[TO DO]
Identify all lines in the listing that include the word "padres", and copy them out.
** start of DATA EXCERPTS **
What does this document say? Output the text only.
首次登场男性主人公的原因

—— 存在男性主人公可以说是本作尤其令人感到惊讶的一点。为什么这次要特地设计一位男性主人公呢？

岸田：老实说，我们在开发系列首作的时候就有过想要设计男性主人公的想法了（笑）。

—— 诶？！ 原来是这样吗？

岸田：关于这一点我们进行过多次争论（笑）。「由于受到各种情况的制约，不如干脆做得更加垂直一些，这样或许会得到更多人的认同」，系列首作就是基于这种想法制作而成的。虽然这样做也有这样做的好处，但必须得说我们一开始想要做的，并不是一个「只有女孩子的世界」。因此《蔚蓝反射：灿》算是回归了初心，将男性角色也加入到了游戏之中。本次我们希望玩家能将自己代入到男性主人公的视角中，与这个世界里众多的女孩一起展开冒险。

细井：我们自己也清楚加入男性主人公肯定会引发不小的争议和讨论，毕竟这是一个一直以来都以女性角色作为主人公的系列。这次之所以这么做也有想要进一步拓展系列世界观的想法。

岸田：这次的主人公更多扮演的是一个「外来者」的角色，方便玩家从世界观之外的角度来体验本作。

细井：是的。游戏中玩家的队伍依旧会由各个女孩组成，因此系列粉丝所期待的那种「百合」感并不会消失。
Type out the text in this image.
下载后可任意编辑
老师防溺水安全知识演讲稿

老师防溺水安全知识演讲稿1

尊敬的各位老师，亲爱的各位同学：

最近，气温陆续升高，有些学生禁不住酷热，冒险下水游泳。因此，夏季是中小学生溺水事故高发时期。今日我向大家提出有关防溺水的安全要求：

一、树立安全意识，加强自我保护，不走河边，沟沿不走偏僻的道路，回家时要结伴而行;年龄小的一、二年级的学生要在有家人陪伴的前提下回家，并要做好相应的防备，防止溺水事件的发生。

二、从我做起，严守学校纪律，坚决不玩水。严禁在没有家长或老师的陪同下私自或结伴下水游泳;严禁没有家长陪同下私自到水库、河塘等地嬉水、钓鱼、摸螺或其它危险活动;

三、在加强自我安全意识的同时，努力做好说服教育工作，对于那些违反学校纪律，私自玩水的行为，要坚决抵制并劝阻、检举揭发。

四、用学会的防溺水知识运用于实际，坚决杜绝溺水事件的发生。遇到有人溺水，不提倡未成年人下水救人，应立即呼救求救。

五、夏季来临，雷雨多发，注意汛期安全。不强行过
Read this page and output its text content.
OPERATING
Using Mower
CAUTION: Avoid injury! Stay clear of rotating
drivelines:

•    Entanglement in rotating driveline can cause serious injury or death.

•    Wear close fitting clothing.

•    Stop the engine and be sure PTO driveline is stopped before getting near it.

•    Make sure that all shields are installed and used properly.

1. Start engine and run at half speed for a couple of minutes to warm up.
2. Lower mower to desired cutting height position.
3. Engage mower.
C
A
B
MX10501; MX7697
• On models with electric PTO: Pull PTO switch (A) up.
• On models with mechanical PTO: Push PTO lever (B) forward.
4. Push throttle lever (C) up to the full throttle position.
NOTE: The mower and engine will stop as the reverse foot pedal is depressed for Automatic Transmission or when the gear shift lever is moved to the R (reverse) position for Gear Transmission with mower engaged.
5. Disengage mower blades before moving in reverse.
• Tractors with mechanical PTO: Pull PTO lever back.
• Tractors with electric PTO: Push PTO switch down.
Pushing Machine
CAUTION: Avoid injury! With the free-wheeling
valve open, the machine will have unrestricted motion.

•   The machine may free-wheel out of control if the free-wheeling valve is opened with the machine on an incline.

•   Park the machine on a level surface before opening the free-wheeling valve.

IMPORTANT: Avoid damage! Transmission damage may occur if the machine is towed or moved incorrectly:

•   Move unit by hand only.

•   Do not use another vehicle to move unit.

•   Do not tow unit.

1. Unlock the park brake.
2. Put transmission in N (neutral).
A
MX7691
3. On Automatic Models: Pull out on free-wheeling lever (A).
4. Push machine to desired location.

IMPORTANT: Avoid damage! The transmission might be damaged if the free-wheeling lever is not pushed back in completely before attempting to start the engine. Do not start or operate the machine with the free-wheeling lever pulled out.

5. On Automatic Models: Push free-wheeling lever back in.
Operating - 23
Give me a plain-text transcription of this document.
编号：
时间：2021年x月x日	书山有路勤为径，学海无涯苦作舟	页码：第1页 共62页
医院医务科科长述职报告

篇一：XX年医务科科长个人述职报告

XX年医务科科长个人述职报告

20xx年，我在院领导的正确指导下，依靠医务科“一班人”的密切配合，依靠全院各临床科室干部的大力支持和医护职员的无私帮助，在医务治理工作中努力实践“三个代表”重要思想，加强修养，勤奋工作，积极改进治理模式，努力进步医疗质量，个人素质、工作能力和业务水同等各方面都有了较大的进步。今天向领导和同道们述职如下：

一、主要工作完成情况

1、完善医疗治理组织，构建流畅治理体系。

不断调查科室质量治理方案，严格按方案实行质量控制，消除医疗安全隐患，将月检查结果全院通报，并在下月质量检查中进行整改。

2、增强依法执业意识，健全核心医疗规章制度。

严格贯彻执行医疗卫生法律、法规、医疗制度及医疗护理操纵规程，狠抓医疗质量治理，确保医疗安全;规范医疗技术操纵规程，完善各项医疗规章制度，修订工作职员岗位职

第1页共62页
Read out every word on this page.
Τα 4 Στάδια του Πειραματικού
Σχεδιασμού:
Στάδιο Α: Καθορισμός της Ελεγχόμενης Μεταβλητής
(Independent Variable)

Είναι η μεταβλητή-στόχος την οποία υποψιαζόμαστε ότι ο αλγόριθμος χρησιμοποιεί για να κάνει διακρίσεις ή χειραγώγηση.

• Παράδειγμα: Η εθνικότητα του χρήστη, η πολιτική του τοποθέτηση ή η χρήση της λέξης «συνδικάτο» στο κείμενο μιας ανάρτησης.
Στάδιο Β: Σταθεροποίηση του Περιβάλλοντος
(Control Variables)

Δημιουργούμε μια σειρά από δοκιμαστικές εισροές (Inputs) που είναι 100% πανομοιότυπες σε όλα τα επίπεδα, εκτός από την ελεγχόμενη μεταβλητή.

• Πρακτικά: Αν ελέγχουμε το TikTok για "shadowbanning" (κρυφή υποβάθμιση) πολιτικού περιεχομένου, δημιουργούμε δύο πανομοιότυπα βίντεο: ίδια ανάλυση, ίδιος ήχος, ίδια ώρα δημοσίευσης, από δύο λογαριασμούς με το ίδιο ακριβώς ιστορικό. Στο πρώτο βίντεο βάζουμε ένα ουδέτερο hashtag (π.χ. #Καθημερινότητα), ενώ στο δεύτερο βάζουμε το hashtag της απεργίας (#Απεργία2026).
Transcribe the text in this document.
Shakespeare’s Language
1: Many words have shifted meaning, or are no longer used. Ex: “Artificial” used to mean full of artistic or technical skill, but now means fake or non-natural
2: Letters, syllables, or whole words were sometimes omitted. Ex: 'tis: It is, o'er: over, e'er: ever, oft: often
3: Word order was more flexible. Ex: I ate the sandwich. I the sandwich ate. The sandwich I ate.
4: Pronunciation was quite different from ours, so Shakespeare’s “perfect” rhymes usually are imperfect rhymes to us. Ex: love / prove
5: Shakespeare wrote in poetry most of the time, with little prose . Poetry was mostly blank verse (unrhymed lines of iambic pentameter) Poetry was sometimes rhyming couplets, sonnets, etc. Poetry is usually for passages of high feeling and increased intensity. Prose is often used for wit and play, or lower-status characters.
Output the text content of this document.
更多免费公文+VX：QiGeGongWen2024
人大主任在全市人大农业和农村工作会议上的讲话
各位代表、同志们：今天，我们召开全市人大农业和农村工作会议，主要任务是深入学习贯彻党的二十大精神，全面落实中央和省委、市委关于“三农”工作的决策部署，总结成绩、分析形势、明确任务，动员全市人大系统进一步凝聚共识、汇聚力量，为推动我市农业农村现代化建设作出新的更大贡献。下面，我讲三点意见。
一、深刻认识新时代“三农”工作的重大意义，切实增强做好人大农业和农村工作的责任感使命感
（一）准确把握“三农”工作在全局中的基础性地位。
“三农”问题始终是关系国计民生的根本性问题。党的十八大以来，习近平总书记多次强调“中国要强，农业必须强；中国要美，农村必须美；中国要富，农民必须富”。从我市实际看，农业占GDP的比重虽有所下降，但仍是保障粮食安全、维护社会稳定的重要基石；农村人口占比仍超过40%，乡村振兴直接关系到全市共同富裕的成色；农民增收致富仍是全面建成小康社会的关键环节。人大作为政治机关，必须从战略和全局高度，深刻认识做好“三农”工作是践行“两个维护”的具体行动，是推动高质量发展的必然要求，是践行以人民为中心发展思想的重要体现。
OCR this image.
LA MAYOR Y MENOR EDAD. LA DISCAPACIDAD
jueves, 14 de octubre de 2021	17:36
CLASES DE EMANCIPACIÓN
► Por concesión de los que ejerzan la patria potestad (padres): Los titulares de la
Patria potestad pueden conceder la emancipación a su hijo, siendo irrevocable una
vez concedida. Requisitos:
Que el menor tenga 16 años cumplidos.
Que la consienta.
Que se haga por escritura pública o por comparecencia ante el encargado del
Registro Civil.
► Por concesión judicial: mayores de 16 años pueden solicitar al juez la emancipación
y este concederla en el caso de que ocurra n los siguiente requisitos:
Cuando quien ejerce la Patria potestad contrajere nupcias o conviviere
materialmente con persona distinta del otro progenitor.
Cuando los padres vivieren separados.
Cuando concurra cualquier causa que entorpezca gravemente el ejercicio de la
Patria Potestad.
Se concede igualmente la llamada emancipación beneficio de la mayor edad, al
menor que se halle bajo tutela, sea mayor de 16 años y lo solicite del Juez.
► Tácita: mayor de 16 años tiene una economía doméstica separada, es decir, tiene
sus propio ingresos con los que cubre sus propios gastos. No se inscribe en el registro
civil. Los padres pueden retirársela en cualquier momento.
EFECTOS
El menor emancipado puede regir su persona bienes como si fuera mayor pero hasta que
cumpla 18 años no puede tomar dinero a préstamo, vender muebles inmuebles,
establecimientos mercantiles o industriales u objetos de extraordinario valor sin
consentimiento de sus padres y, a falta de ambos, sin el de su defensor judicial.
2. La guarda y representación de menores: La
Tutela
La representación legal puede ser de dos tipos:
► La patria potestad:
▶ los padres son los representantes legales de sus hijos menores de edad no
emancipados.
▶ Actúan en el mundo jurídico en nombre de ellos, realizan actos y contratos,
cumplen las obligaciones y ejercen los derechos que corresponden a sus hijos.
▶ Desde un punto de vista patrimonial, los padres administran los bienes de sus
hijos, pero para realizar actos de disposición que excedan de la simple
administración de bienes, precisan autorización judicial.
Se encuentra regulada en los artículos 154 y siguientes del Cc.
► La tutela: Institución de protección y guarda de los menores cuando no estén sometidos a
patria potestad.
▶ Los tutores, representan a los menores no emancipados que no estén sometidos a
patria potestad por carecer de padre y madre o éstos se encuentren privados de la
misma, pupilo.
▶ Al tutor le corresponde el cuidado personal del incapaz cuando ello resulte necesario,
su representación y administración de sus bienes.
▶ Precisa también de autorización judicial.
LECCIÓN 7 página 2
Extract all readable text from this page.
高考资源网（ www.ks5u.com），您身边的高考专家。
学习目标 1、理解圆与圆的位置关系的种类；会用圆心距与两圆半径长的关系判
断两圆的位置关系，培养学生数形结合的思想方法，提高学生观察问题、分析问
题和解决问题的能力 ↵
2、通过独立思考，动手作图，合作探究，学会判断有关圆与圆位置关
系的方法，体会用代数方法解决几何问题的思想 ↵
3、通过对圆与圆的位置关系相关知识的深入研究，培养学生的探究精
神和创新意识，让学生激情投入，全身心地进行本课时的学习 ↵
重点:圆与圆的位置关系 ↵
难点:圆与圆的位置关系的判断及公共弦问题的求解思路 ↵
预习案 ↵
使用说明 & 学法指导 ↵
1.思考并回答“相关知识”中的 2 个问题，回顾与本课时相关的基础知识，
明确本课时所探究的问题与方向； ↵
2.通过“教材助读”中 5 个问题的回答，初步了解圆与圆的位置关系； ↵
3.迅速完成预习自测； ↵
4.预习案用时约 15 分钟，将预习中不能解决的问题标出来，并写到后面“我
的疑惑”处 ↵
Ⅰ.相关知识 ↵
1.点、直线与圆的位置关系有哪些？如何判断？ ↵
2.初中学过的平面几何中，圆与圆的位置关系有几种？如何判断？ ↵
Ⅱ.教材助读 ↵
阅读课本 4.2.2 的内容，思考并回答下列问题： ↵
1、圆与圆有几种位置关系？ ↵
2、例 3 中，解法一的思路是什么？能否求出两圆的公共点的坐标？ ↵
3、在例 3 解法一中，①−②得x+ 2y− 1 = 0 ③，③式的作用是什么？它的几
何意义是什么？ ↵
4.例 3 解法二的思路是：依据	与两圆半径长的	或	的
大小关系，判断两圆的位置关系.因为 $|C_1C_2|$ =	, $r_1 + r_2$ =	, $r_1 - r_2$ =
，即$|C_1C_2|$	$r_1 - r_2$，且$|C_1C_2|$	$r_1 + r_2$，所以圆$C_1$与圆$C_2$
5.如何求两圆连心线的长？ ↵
** end of DATA EXCERPTS **
[FINISHED EXERCISE]
► Por concesión de los que ejerzan la patria potestad (padres): Los titulares de la
Cuando los padres vivieren separados.
civil. Los padres pueden retirársela en cualquier momento.
consentimiento de sus padres y, a falta de ambos, sin el de su defensor judicial.
▶ los padres son los representantes legales de sus hijos menores de edad no
▶ Desde un punto de vista patrimonial, los padres administran los bienes de sus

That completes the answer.